REQUIREMENTS: Take every line from the material that has the word "fraction" in it.

--- BEGIN DATASET EXTRACT ---

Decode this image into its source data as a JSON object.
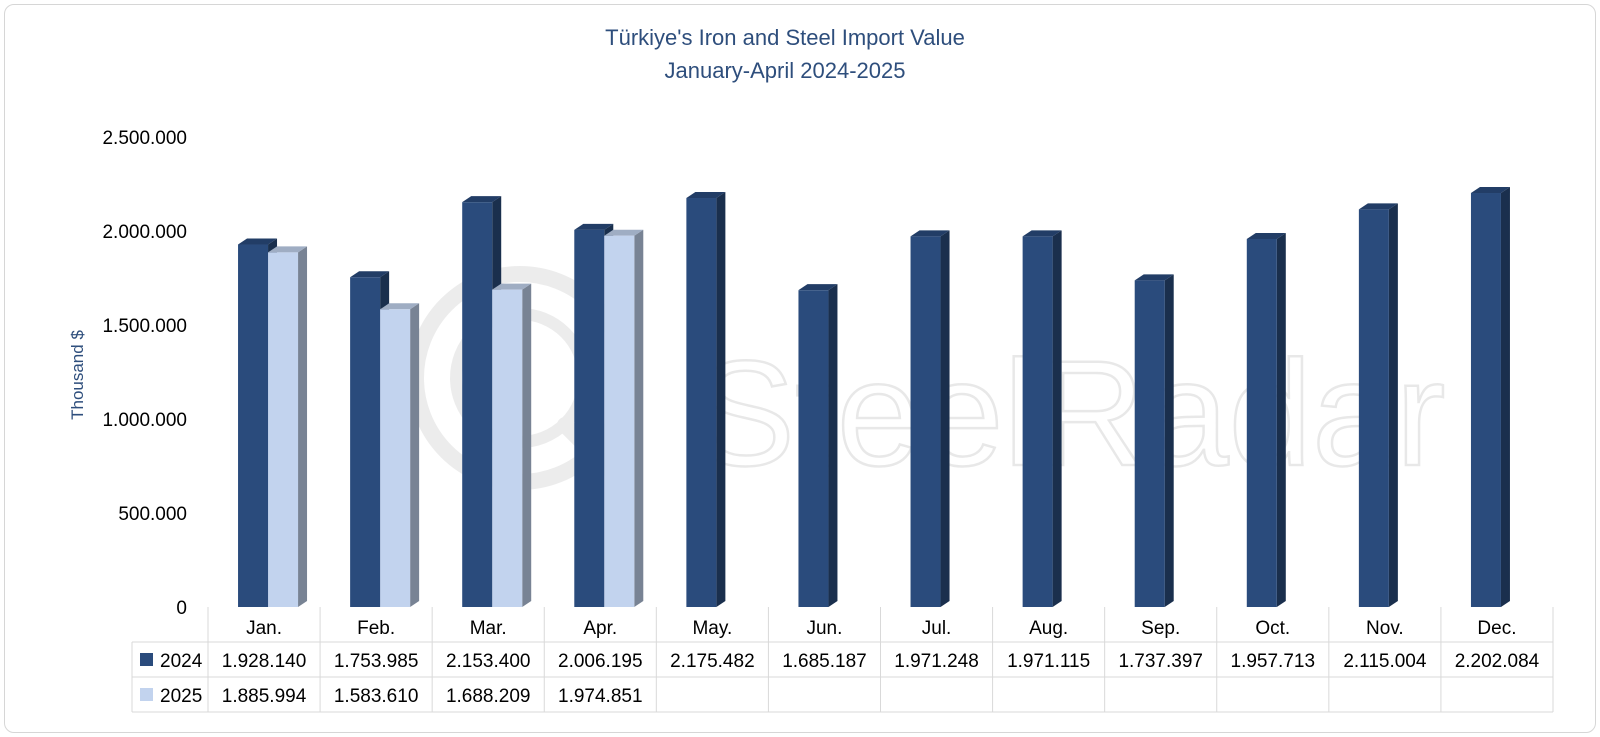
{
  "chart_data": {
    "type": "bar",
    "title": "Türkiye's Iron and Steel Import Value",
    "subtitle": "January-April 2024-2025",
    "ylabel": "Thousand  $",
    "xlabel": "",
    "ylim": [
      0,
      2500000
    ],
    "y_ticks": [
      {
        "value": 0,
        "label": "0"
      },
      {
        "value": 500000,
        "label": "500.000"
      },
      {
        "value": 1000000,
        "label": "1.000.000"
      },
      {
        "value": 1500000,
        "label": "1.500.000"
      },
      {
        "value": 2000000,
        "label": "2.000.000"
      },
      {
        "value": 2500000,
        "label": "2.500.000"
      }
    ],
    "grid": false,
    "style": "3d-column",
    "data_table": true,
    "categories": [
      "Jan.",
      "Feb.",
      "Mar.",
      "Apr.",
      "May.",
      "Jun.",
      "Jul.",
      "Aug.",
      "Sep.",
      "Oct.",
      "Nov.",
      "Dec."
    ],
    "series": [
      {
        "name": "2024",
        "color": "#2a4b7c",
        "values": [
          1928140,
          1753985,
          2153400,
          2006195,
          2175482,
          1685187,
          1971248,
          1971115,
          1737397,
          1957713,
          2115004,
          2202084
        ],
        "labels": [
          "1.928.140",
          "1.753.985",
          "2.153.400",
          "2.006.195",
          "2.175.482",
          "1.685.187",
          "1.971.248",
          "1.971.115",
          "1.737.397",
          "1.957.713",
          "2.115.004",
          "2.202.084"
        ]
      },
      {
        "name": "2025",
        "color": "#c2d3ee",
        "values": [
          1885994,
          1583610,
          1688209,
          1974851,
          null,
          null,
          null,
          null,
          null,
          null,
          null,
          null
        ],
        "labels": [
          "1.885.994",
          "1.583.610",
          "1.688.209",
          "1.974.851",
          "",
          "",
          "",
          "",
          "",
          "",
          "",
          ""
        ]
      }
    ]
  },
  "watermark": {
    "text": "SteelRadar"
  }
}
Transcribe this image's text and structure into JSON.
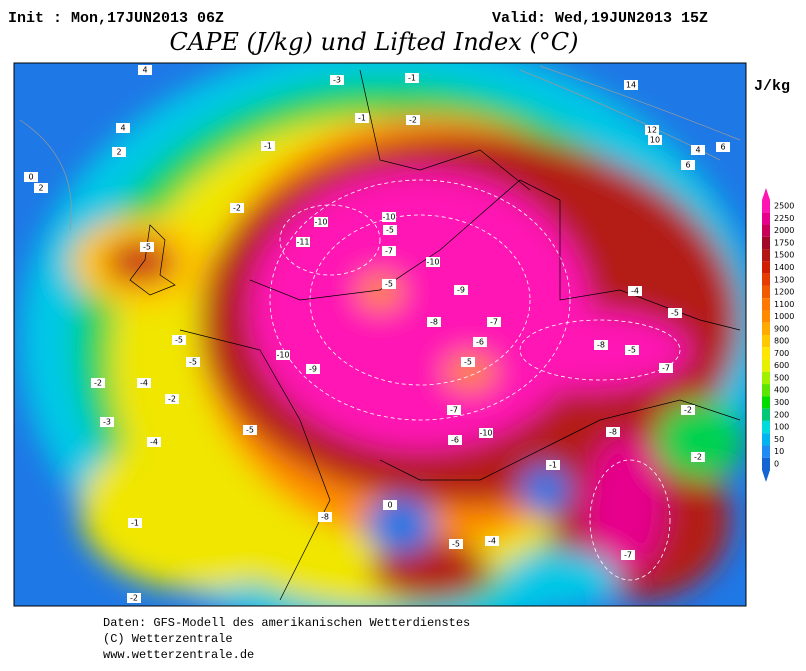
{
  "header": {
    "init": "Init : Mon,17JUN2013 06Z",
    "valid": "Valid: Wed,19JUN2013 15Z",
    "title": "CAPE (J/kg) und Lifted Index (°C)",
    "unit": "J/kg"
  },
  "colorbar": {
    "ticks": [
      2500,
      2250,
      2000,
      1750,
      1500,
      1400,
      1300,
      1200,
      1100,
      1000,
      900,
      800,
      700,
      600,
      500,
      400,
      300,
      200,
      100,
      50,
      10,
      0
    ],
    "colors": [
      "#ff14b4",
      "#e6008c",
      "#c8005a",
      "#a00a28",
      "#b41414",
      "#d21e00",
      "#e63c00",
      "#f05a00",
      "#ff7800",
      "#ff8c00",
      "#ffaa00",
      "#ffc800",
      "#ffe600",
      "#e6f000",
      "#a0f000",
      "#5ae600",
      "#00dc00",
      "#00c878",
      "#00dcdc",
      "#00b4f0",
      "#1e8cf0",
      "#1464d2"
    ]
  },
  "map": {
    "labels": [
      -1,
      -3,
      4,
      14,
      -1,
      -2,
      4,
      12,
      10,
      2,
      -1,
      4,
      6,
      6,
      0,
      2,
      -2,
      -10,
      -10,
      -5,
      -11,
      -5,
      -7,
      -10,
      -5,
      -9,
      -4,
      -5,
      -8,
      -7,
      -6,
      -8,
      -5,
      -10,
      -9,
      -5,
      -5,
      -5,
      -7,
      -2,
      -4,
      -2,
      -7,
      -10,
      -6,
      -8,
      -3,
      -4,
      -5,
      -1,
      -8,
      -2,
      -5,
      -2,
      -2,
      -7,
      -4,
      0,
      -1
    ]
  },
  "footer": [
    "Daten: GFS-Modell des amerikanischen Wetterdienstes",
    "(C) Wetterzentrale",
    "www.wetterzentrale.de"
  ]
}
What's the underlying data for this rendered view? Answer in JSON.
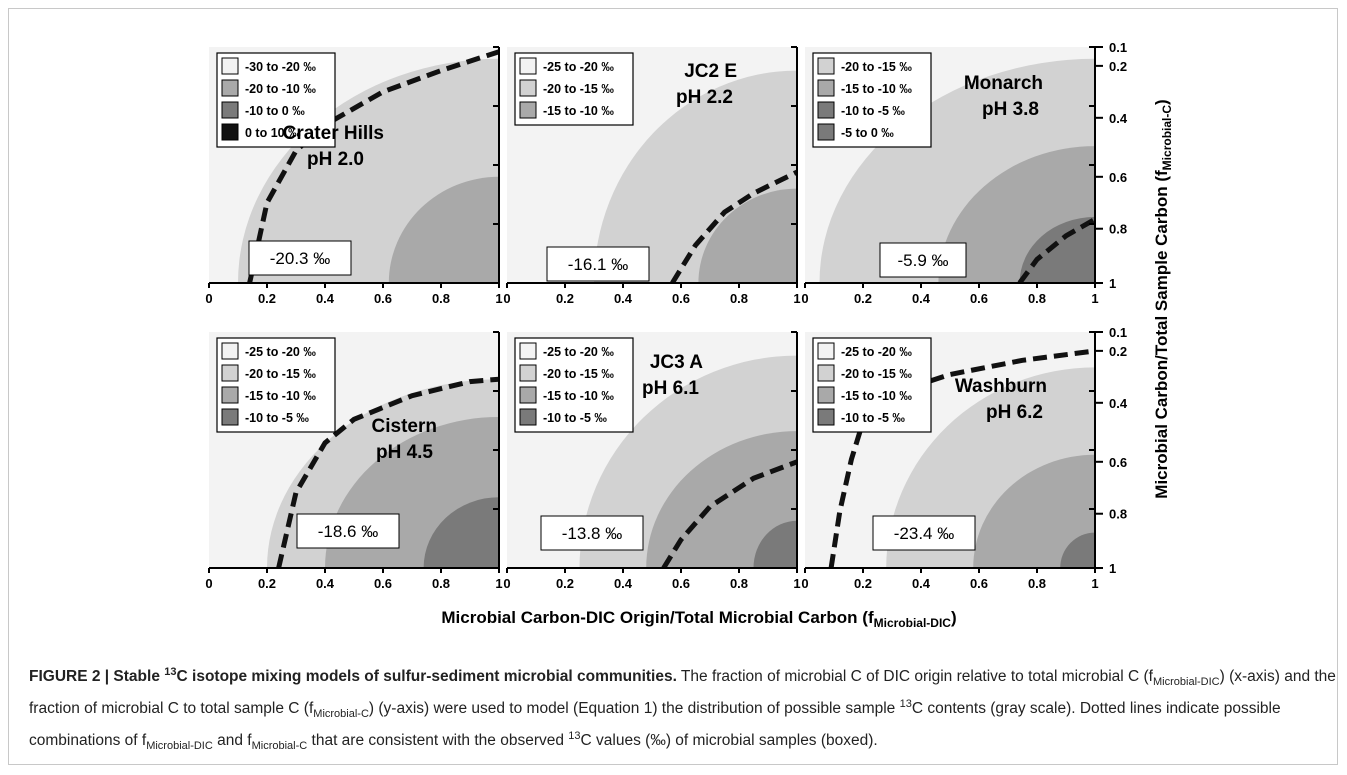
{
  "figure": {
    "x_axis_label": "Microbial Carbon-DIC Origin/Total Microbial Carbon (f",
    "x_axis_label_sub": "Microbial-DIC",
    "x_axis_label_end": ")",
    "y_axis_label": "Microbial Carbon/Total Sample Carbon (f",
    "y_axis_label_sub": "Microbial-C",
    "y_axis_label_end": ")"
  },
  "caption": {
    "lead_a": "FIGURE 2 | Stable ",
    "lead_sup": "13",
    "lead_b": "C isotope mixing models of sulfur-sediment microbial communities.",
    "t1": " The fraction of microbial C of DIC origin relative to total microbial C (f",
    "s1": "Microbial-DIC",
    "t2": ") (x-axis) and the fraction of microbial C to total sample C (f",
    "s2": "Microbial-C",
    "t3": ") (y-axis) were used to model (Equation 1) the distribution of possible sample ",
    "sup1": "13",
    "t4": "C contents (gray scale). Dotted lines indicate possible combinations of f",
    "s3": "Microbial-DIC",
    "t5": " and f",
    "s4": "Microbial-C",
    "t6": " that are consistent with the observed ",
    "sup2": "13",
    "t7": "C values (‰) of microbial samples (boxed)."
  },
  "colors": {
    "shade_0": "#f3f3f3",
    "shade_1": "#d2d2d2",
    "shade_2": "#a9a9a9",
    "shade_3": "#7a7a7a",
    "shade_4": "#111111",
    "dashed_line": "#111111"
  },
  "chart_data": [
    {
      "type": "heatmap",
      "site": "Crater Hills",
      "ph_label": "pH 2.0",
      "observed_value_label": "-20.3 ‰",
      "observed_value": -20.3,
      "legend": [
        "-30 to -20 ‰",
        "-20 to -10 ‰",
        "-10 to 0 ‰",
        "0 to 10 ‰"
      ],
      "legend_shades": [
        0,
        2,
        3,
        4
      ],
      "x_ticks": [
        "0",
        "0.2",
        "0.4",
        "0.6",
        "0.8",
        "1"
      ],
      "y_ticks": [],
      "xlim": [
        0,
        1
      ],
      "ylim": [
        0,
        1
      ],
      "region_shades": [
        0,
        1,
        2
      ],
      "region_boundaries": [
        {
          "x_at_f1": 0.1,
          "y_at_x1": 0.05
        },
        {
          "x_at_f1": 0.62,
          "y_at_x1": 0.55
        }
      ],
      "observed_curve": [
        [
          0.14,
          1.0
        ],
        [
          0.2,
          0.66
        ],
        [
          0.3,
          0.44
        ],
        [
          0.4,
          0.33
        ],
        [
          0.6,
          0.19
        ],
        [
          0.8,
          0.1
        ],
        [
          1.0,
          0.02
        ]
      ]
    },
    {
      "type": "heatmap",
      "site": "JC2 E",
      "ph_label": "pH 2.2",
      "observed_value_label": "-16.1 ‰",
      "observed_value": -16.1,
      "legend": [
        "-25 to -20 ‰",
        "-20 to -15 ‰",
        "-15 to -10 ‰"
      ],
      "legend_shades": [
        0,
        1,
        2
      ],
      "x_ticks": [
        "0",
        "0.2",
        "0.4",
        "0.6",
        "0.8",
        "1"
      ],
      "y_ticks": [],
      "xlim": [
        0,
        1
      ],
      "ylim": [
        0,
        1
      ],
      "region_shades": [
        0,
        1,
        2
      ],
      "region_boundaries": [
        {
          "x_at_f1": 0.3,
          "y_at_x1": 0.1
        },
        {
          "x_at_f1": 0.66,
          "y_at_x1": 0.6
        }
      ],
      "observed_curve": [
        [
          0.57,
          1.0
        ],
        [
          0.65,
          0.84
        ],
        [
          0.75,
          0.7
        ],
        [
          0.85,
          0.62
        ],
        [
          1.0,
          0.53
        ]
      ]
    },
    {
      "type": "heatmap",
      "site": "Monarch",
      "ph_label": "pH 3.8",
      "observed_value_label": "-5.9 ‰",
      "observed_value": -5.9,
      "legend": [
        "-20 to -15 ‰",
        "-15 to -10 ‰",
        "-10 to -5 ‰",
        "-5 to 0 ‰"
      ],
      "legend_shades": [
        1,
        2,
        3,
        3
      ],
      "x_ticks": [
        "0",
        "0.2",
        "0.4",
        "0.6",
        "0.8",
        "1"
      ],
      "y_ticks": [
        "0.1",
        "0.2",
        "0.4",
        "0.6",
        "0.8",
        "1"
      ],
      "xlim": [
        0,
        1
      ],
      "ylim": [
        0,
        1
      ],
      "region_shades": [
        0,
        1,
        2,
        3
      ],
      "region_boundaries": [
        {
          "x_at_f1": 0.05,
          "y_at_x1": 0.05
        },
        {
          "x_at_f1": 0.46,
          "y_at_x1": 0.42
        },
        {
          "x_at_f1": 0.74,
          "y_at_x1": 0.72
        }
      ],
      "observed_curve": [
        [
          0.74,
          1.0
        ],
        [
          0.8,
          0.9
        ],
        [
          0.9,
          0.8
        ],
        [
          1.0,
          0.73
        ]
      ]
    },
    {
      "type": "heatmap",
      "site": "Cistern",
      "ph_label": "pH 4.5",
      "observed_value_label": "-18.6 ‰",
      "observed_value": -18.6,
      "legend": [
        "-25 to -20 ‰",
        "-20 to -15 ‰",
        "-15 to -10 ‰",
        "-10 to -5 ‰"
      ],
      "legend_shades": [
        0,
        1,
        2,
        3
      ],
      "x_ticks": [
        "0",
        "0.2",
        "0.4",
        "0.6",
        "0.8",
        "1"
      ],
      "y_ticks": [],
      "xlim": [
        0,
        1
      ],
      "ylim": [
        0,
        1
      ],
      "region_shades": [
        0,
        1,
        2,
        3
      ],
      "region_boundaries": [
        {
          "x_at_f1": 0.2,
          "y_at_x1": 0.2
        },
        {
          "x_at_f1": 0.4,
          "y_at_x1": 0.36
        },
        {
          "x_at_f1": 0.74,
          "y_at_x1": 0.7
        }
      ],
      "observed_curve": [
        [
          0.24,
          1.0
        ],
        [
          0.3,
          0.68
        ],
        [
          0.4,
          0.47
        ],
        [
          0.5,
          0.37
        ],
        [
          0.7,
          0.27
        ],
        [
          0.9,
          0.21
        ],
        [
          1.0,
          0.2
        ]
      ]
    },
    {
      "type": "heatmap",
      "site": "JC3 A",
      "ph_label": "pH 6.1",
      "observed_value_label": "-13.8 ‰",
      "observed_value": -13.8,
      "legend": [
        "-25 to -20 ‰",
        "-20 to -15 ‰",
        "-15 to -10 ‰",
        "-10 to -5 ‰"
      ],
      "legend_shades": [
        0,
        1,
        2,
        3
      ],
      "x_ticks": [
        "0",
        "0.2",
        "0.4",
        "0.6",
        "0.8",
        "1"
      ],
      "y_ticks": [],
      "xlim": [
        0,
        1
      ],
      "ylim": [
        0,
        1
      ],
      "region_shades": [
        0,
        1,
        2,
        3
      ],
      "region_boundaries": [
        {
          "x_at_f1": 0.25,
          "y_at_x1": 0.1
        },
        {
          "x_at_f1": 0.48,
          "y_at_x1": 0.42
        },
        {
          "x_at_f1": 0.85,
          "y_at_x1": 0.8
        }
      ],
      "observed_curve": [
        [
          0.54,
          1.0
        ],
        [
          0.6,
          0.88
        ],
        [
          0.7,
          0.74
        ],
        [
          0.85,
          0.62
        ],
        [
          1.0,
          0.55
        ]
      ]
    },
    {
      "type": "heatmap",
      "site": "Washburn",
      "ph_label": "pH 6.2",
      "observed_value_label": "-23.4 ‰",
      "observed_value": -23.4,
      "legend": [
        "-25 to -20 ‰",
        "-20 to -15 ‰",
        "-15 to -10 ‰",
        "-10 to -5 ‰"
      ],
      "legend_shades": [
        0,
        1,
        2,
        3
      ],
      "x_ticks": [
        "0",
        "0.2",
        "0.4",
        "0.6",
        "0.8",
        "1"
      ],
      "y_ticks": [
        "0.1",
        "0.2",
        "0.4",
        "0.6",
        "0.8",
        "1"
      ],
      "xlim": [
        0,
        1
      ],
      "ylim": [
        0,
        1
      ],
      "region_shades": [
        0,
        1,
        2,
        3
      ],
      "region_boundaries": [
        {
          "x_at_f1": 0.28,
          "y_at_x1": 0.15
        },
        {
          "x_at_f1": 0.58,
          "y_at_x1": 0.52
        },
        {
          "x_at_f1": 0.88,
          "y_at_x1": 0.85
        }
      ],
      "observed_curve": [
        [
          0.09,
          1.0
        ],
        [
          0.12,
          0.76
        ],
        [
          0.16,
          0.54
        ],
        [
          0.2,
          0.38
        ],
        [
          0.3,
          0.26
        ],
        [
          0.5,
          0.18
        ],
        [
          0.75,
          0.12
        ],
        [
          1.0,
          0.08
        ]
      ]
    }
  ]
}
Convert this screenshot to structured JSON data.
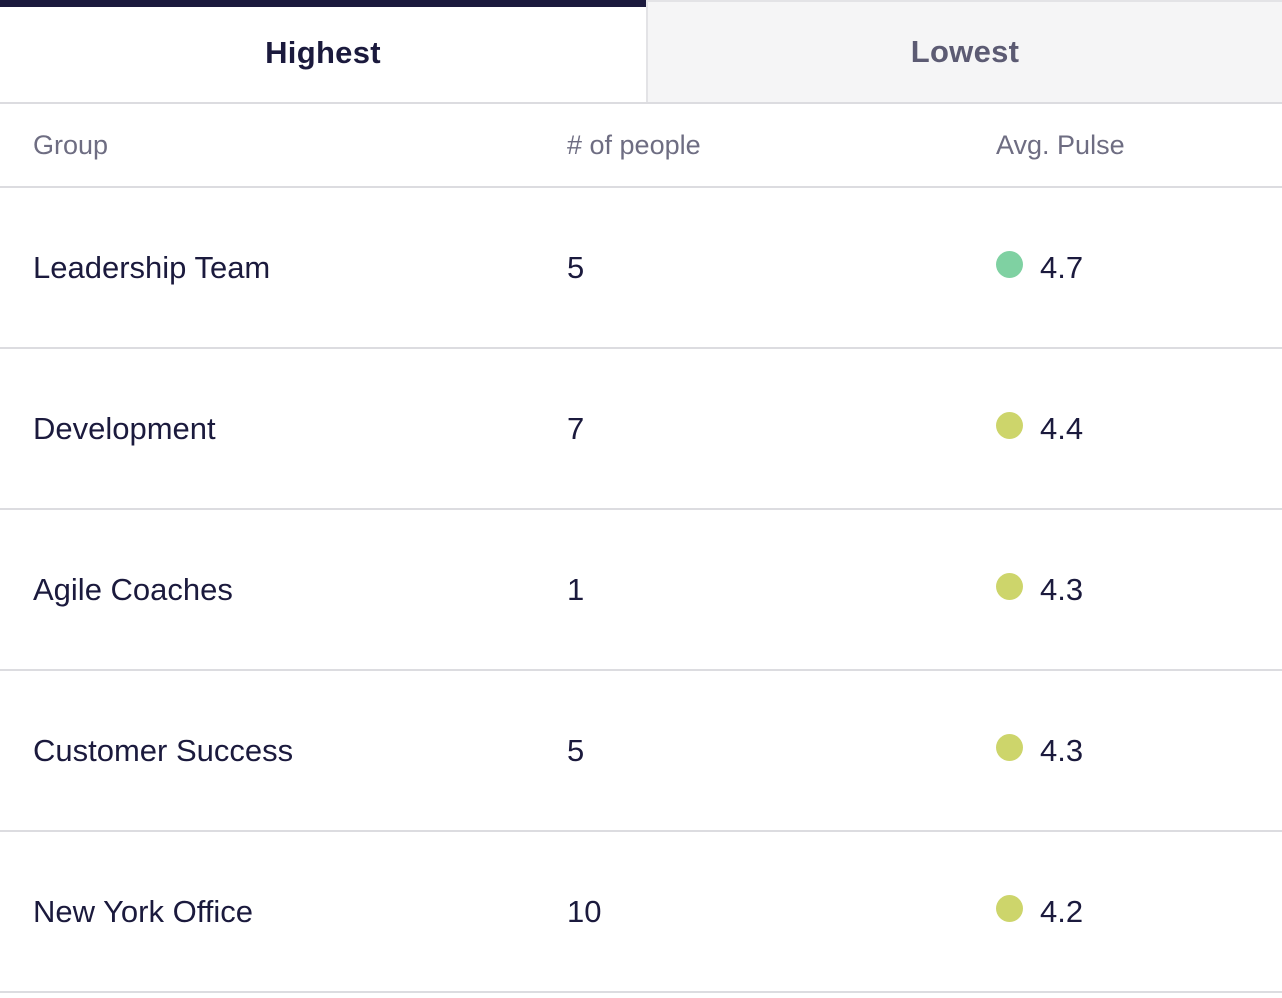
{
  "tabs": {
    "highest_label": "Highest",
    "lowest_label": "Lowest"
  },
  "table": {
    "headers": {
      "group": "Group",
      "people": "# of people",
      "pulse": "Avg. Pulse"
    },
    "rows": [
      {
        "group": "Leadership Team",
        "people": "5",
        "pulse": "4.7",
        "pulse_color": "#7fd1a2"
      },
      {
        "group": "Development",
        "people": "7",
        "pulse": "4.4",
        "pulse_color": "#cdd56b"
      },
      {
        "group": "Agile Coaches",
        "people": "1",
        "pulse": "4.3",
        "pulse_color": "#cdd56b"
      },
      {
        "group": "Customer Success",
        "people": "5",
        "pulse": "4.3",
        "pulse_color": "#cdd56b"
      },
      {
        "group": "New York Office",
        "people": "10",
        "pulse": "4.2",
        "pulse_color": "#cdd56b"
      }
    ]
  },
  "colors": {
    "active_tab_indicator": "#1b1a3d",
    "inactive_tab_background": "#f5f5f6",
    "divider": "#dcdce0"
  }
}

--- END DATASET EXTRACT ---

WRITTEN SOLUTION:
    "t1": " The fraction of microbial C of DIC origin relative to total microbial C (f",
    "t2": ") (x-axis) and the fraction of microbial C to total sample C (f",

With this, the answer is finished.